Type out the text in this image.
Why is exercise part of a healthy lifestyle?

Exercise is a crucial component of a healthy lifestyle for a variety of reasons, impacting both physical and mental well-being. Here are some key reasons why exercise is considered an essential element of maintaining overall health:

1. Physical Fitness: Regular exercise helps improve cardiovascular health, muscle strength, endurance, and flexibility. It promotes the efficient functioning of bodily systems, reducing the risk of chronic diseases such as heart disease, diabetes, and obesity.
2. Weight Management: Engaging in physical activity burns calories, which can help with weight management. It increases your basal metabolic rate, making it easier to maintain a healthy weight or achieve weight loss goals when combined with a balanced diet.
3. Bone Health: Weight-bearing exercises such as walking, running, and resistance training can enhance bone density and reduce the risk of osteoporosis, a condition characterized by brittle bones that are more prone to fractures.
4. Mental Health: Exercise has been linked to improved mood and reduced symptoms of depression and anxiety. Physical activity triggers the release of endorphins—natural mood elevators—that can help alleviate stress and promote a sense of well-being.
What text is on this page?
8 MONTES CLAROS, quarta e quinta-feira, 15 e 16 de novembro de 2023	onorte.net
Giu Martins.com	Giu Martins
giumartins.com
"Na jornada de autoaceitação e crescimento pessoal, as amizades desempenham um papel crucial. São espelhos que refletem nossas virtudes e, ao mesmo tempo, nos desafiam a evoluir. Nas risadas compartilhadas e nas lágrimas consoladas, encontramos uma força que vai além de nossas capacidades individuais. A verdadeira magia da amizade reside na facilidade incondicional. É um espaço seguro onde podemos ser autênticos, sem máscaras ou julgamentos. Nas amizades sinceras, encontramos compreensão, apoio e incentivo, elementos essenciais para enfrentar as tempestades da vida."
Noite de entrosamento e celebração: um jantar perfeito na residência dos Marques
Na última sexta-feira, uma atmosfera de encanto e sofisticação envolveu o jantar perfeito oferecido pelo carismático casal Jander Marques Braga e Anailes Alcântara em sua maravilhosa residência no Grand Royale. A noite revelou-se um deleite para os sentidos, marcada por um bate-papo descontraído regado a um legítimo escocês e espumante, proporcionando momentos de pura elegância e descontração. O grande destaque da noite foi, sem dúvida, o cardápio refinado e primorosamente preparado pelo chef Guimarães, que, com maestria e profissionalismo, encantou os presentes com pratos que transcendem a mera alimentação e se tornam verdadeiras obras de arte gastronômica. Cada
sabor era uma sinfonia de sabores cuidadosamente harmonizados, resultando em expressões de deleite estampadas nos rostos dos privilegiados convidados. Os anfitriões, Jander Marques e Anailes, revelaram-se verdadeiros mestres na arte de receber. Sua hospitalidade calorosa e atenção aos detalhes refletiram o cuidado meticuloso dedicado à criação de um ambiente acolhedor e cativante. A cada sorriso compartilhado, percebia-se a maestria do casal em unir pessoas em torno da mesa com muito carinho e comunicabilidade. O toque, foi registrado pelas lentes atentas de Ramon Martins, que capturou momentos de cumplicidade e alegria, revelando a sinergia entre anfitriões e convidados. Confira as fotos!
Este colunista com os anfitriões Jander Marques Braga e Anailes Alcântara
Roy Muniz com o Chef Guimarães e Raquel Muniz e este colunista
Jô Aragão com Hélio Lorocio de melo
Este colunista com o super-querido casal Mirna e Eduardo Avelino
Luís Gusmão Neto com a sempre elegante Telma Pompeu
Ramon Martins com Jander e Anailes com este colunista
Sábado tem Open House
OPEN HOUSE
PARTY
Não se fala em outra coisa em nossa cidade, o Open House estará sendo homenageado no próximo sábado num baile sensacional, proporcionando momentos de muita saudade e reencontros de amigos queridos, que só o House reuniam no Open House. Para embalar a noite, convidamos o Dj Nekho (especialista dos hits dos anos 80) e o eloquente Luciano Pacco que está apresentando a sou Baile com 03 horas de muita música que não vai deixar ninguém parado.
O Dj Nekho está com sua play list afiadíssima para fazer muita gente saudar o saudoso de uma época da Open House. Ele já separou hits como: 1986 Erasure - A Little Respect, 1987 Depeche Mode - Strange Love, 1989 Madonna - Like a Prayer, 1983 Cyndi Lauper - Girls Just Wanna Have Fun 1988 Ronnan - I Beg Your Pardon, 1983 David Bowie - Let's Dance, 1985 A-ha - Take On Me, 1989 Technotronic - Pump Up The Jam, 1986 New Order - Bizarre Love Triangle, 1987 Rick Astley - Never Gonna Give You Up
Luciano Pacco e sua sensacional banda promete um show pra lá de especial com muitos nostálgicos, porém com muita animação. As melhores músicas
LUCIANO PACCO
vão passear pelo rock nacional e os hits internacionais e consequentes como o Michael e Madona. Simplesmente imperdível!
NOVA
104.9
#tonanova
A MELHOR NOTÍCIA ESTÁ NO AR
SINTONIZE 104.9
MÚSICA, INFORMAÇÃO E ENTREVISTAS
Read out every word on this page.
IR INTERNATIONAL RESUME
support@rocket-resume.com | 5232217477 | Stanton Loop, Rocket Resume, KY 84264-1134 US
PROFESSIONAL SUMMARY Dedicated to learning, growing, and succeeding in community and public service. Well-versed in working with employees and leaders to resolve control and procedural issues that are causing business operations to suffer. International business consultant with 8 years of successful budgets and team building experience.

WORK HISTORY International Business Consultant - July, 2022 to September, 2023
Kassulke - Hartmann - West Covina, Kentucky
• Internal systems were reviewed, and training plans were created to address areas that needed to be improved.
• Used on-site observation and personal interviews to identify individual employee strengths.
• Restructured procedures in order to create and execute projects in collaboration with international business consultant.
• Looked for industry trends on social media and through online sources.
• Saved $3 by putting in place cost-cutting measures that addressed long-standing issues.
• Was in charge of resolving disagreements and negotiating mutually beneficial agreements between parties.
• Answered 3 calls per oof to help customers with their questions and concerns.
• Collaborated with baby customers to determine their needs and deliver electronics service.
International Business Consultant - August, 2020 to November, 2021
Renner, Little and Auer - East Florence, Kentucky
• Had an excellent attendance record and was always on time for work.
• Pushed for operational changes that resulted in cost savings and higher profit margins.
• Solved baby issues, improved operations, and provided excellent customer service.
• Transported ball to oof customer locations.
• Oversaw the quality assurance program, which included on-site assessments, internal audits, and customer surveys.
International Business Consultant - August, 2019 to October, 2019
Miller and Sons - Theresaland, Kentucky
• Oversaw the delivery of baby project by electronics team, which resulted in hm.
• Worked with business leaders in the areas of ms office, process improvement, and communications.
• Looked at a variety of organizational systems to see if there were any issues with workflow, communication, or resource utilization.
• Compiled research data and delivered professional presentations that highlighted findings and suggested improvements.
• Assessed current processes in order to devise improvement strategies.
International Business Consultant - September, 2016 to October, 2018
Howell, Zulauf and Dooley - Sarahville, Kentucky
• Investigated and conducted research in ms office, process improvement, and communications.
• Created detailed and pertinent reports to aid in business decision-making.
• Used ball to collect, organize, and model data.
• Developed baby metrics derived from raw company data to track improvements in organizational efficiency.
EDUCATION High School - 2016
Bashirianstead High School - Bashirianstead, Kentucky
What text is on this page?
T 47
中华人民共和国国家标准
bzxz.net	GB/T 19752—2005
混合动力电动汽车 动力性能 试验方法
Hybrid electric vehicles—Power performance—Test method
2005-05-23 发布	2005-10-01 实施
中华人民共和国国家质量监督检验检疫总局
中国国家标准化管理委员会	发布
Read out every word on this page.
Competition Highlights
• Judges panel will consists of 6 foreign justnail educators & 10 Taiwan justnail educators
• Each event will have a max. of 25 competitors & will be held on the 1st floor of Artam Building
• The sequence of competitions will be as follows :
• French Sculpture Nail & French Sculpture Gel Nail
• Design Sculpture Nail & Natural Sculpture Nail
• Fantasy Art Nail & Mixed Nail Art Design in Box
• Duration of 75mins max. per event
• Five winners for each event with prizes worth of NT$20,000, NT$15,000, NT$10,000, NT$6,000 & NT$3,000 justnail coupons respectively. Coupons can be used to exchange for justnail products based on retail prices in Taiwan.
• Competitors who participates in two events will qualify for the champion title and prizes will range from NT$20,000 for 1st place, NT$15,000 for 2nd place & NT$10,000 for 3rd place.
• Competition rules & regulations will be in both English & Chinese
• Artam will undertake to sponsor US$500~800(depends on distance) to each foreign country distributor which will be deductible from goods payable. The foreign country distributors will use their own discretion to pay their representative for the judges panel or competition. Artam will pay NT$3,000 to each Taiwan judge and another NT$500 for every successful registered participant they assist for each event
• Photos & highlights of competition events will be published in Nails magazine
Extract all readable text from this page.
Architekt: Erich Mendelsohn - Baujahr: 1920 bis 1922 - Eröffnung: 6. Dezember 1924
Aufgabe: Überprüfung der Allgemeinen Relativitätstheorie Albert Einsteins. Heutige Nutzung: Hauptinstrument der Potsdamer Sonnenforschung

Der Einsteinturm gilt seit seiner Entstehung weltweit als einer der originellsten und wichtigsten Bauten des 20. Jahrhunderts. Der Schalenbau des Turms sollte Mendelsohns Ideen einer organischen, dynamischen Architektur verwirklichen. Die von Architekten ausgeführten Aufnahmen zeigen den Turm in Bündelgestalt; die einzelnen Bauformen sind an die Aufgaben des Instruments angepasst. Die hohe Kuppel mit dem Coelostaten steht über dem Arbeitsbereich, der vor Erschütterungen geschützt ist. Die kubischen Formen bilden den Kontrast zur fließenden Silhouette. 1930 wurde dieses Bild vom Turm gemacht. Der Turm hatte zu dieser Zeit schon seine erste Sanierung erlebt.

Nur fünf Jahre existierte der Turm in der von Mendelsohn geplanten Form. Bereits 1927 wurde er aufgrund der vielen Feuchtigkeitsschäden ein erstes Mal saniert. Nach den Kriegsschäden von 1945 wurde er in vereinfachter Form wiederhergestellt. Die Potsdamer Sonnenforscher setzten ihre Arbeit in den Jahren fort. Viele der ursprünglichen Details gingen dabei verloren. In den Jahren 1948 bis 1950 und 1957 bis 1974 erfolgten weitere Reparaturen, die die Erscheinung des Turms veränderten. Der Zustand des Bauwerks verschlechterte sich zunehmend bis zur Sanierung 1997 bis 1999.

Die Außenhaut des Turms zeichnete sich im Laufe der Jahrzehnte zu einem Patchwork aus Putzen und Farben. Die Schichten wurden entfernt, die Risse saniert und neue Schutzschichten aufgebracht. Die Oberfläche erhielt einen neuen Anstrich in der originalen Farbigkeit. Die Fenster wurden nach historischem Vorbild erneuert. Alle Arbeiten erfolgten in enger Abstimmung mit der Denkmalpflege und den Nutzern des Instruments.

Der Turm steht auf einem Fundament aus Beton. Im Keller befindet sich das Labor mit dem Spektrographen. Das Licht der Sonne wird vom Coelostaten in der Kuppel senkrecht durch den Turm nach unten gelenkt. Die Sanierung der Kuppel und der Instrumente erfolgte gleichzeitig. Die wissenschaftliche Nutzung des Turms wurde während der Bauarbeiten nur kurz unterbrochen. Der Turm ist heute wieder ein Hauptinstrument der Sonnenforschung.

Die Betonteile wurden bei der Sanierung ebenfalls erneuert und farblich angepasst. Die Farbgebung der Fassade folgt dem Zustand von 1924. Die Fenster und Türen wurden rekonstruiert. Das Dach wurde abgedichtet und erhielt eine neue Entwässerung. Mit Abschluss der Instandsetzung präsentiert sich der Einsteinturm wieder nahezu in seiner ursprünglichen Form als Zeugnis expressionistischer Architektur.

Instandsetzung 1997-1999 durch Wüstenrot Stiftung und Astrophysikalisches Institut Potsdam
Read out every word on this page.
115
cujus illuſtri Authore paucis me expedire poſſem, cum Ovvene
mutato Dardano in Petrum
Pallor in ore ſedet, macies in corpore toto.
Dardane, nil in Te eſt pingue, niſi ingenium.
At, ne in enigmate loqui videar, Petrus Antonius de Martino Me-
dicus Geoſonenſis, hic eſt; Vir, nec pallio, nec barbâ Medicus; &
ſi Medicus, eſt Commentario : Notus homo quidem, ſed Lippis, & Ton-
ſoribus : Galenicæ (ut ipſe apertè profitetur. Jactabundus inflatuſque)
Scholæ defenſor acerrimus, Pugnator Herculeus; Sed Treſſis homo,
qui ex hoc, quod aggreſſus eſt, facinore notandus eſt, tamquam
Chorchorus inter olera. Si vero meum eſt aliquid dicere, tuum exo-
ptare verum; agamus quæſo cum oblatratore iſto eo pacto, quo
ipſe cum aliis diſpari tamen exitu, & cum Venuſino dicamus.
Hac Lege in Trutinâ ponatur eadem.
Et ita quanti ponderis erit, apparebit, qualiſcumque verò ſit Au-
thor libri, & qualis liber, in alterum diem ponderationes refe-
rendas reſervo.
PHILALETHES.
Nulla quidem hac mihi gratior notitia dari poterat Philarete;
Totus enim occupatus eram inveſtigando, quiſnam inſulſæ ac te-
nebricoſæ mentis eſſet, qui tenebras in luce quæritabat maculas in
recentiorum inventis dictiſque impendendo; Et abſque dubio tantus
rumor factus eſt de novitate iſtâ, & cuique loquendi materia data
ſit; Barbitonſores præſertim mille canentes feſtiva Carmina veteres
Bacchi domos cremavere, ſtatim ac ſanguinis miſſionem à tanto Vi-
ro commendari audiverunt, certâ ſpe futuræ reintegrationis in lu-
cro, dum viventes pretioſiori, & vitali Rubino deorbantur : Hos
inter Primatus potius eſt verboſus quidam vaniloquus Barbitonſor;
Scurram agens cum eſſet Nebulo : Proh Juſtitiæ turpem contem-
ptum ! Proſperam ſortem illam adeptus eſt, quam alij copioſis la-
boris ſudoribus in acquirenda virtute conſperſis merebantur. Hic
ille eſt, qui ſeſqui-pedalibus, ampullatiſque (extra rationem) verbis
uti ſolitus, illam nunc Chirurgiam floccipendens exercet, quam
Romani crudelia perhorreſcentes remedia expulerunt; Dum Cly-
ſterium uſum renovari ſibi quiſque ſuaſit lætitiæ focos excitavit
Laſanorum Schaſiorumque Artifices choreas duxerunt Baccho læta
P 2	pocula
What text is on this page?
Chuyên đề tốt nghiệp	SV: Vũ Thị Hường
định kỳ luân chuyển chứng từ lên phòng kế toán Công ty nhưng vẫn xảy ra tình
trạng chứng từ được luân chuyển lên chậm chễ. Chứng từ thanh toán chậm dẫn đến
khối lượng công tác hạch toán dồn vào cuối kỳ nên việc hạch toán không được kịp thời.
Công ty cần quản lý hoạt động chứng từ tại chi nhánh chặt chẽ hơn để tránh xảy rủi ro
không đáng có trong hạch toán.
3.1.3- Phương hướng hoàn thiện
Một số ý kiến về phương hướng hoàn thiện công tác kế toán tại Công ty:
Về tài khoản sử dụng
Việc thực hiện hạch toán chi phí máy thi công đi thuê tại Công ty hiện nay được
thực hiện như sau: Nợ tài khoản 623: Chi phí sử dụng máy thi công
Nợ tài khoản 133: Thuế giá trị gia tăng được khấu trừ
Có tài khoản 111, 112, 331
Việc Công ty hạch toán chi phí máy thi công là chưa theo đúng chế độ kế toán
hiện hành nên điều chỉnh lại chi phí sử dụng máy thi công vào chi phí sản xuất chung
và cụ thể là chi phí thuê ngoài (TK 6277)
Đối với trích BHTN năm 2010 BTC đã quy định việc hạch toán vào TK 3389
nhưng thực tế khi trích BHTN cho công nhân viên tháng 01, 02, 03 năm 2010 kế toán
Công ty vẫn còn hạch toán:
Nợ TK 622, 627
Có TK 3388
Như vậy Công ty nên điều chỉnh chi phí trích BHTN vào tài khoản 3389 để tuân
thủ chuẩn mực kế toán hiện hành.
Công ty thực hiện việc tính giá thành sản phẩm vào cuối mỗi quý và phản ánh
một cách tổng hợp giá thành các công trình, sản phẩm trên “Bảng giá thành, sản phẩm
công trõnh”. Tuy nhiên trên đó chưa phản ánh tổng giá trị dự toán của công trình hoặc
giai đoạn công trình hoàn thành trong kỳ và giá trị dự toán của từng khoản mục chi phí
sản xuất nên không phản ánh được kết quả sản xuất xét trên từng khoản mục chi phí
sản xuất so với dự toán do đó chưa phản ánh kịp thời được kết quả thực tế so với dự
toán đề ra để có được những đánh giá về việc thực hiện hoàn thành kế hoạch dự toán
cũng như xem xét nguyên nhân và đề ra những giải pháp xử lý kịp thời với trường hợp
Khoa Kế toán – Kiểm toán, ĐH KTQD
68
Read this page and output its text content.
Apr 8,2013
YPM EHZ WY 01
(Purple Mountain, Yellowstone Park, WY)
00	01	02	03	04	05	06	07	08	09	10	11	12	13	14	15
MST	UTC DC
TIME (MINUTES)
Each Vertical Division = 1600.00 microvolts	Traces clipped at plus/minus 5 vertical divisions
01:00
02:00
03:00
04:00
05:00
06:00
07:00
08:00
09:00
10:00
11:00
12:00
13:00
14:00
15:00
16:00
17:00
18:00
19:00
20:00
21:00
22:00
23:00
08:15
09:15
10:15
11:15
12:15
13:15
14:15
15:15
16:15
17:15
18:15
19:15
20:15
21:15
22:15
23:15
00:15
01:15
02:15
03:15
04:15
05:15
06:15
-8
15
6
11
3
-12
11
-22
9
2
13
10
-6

------------------------------------

TO DO:
Go through the material line by line. Show each line that contains the string "nhưng".

COMPLETED EXERCISE:
định kỳ luân chuyển chứng từ lên phòng kế toán Công ty nhưng vẫn xảy ra tình
nhưng thực tế khi trích BHTN cho công nhân viên tháng 01, 02, 03 năm 2010 kế toán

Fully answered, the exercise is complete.